Start of SUPPLIED MATERIAL

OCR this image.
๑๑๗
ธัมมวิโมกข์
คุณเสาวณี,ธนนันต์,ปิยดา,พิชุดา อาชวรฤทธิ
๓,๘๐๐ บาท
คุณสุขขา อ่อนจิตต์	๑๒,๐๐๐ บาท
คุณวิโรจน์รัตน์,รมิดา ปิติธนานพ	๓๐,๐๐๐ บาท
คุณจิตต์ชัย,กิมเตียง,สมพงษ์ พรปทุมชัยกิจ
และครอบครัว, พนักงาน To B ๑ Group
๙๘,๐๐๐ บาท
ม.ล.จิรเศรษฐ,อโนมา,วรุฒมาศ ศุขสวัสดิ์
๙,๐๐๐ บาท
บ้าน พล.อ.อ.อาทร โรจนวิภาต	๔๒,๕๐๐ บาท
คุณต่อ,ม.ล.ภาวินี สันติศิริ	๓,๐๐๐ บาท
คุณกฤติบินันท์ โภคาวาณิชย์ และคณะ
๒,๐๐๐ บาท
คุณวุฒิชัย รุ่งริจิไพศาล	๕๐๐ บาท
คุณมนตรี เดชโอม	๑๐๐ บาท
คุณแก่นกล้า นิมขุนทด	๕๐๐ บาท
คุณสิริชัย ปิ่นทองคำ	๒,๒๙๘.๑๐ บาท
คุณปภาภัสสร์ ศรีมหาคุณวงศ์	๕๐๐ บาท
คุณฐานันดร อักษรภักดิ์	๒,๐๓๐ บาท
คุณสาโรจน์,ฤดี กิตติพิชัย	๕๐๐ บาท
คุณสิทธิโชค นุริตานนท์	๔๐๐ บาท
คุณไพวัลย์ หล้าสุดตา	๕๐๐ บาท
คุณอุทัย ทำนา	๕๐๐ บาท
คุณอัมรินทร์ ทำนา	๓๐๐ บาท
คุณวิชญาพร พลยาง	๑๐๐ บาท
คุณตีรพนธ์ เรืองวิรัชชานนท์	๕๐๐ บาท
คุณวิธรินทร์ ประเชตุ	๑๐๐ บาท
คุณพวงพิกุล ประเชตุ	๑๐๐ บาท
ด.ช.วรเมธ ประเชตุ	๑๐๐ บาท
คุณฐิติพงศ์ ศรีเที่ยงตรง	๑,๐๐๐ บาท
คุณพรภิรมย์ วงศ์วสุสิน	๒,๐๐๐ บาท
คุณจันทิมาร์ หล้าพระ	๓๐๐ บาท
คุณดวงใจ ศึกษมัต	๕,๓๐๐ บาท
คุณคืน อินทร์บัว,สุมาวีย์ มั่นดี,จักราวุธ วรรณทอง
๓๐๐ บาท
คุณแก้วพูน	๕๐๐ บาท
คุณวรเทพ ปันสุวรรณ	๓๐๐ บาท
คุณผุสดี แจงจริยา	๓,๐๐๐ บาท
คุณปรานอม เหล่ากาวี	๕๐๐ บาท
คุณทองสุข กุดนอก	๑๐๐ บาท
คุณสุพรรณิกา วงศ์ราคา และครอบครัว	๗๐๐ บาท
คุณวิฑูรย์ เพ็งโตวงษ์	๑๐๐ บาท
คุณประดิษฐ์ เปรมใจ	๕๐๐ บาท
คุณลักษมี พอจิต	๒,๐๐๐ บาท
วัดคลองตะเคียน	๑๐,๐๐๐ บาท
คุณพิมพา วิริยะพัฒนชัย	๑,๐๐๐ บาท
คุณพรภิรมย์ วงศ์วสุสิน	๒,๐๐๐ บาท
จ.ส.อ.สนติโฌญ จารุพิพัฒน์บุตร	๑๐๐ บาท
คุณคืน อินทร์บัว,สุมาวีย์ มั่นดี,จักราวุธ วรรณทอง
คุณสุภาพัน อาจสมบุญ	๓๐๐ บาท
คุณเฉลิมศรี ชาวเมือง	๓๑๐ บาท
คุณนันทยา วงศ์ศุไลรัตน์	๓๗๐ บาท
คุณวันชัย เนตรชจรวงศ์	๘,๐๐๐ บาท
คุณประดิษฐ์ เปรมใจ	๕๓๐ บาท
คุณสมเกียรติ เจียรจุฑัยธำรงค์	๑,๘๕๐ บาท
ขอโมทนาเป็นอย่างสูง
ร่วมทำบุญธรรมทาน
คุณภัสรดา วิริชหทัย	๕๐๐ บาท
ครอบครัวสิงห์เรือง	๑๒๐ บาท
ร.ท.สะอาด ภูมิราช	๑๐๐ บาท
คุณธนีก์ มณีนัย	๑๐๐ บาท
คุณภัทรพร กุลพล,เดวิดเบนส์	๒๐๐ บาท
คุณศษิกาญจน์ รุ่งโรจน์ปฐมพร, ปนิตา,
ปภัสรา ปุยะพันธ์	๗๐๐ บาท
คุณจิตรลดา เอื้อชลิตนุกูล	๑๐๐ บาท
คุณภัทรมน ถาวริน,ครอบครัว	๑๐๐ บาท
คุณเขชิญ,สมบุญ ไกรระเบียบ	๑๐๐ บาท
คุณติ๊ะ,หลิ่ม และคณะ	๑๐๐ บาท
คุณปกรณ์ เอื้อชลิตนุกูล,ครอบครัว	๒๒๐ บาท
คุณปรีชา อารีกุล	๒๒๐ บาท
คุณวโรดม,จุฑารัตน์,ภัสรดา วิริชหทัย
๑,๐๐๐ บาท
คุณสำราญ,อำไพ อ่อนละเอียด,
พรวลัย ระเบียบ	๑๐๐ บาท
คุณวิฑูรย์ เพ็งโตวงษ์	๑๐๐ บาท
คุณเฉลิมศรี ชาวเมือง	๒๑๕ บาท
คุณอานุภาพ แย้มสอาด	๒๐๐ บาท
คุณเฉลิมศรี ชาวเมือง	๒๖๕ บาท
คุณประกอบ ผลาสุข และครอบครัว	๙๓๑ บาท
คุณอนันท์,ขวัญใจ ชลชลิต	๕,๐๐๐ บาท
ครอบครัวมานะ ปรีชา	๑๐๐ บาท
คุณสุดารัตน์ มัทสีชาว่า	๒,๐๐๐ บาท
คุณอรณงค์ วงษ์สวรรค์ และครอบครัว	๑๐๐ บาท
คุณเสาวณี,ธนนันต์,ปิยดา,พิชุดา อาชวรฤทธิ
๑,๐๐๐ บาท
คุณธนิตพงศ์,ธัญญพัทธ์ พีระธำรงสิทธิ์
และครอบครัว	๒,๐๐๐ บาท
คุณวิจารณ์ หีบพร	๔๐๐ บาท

End of SUPPLIED MATERIAL

TASK DETAILS:
Look through the data above. Find each line with the string "ชาวเม" and copy it.

FINAL RESULT:
คุณเฉลิมศรี ชาวเมือง	๓๑๐ บาท
คุณเฉลิมศรี ชาวเมือง	๒๑๕ บาท
คุณเฉลิมศรี ชาวเมือง	๒๖๕ บาท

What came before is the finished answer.